--- BEGIN ---
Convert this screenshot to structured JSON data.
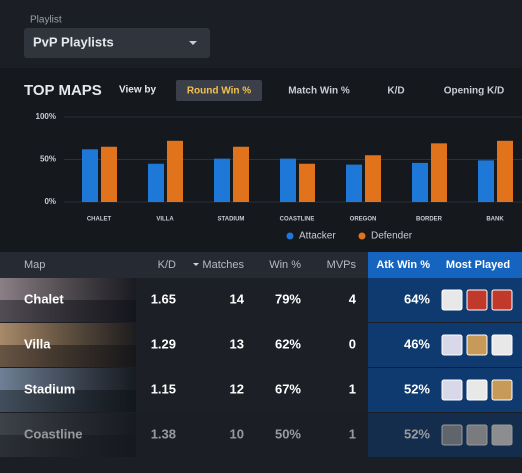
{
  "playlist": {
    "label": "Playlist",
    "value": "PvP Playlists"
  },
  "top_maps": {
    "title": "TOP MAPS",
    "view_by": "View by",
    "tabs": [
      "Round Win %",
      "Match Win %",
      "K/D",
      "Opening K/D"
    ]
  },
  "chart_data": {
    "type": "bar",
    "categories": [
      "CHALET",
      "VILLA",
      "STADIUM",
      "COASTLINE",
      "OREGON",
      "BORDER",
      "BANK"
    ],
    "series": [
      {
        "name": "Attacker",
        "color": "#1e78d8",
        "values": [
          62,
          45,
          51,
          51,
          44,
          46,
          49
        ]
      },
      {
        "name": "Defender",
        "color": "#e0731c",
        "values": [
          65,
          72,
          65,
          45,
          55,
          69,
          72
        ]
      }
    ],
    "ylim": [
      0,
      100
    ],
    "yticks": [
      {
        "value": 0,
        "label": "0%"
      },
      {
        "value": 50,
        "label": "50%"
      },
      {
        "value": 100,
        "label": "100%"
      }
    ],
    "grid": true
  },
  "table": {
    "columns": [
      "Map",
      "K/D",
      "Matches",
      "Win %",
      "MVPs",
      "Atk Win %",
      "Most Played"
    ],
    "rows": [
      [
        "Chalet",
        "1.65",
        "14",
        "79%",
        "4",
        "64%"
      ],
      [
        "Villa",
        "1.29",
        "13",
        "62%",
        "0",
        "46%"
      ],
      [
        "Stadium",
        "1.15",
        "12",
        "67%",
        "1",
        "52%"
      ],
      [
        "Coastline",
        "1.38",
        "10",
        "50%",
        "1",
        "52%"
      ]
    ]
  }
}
--- END ---
→ WHAT TO PRODUCE
Leave out the pictures and output the rest of the material exactly as written.

→ OUTPUT FOR THIS TASK
Convert this screenshot to structured JSON data.
{
  "playlist": {
    "label": "Playlist",
    "value": "PvP Playlists"
  },
  "top_maps": {
    "title": "TOP MAPS",
    "view_by": "View by",
    "tabs": [
      "Round Win %",
      "Match Win %",
      "K/D",
      "Opening K/D"
    ]
  },
  "chart_data": {
    "type": "bar",
    "categories": [
      "CHALET",
      "VILLA",
      "STADIUM",
      "COASTLINE",
      "OREGON",
      "BORDER",
      "BANK"
    ],
    "series": [
      {
        "name": "Attacker",
        "color": "#1e78d8",
        "values": [
          62,
          45,
          51,
          51,
          44,
          46,
          49
        ]
      },
      {
        "name": "Defender",
        "color": "#e0731c",
        "values": [
          65,
          72,
          65,
          45,
          55,
          69,
          72
        ]
      }
    ],
    "ylim": [
      0,
      100
    ],
    "yticks": [
      {
        "value": 0,
        "label": "0%"
      },
      {
        "value": 50,
        "label": "50%"
      },
      {
        "value": 100,
        "label": "100%"
      }
    ],
    "grid": true
  },
  "table": {
    "columns": [
      "Map",
      "K/D",
      "Matches",
      "Win %",
      "MVPs",
      "Atk Win %",
      "Most Played"
    ],
    "rows": [
      [
        "Chalet",
        "1.65",
        "14",
        "79%",
        "4",
        "64%"
      ],
      [
        "Villa",
        "1.29",
        "13",
        "62%",
        "0",
        "46%"
      ],
      [
        "Stadium",
        "1.15",
        "12",
        "67%",
        "1",
        "52%"
      ],
      [
        "Coastline",
        "1.38",
        "10",
        "50%",
        "1",
        "52%"
      ]
    ]
  }
}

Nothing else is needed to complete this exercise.